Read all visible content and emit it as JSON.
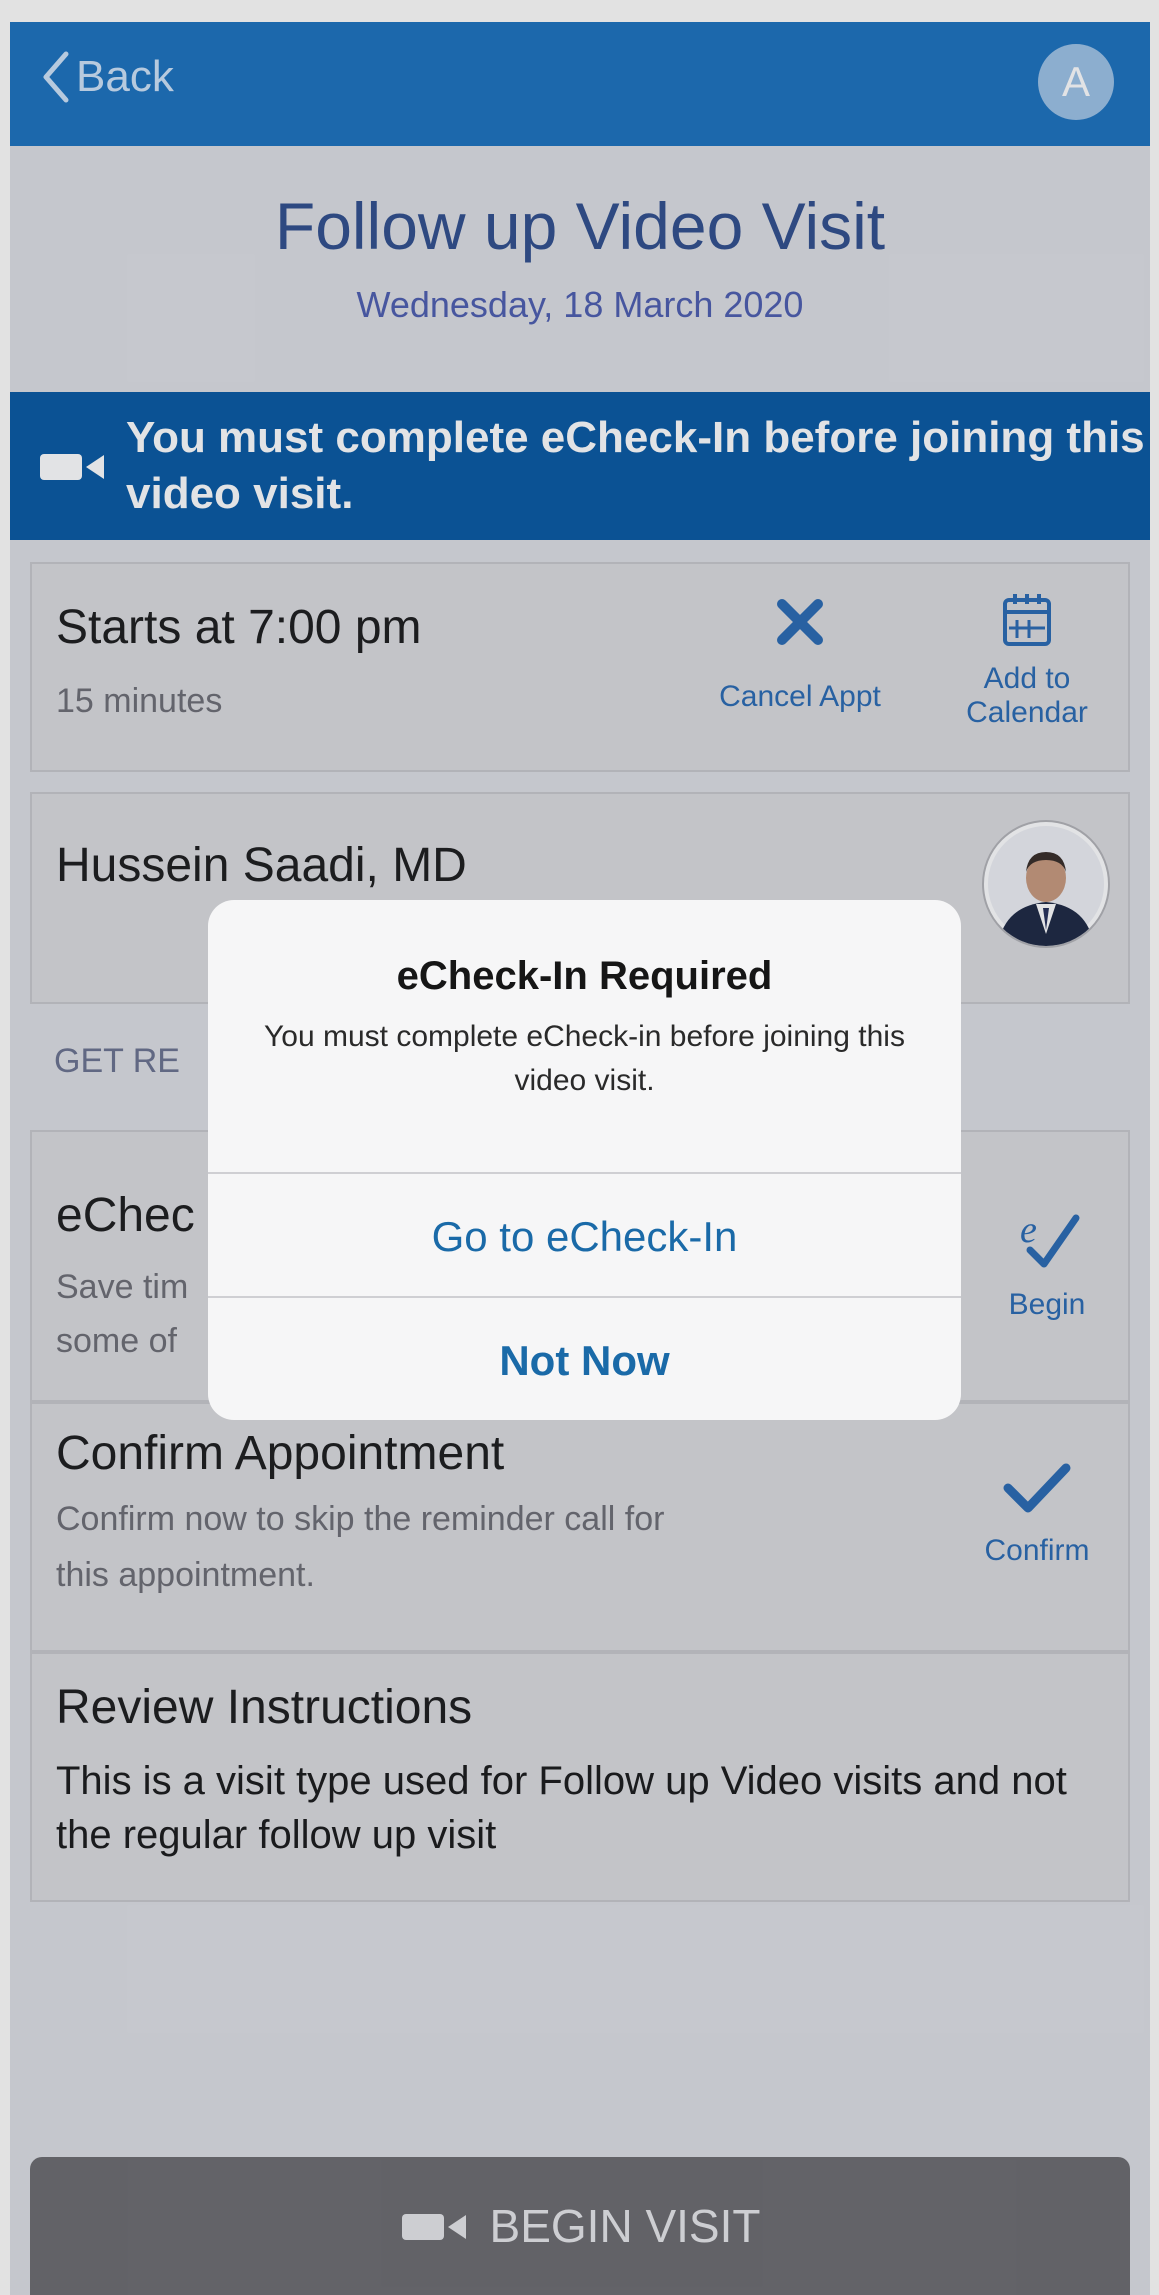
{
  "nav": {
    "back_label": "Back",
    "avatar_initial": "A"
  },
  "header": {
    "title": "Follow up Video Visit",
    "date": "Wednesday, 18 March 2020"
  },
  "banner": {
    "message": "You must complete eCheck-In before joining this video visit."
  },
  "appointment": {
    "start": "Starts at 7:00 pm",
    "duration": "15 minutes",
    "cancel_label": "Cancel Appt",
    "calendar_label_line1": "Add to",
    "calendar_label_line2": "Calendar"
  },
  "provider": {
    "name": "Hussein Saadi, MD"
  },
  "get_ready": {
    "section_label": "GET RE",
    "echeckin": {
      "title": "eChec",
      "desc_line1": "Save tim",
      "desc_line2": "some of",
      "action": "Begin"
    },
    "confirm": {
      "title": "Confirm Appointment",
      "desc_line1": "Confirm now to skip the reminder call for",
      "desc_line2": "this appointment.",
      "action": "Confirm"
    },
    "instructions": {
      "title": "Review Instructions",
      "text": "This is a visit type used for Follow up Video visits and not the regular follow up visit"
    }
  },
  "dialog": {
    "title": "eCheck-In Required",
    "message": "You must complete eCheck-in before joining this video visit.",
    "primary": "Go to eCheck-In",
    "secondary": "Not Now"
  },
  "footer": {
    "begin_label": "BEGIN VISIT"
  },
  "colors": {
    "nav": "#1e73bf",
    "banner": "#0b5aa3",
    "accent": "#2c6cb3",
    "footer": "#6e6d70"
  }
}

========================================================================

*EXERCISE PROMPT*
Look through the records above and report how many lines hold the word "joining", giving only the number.

*EXERCISE RESPONSE*
2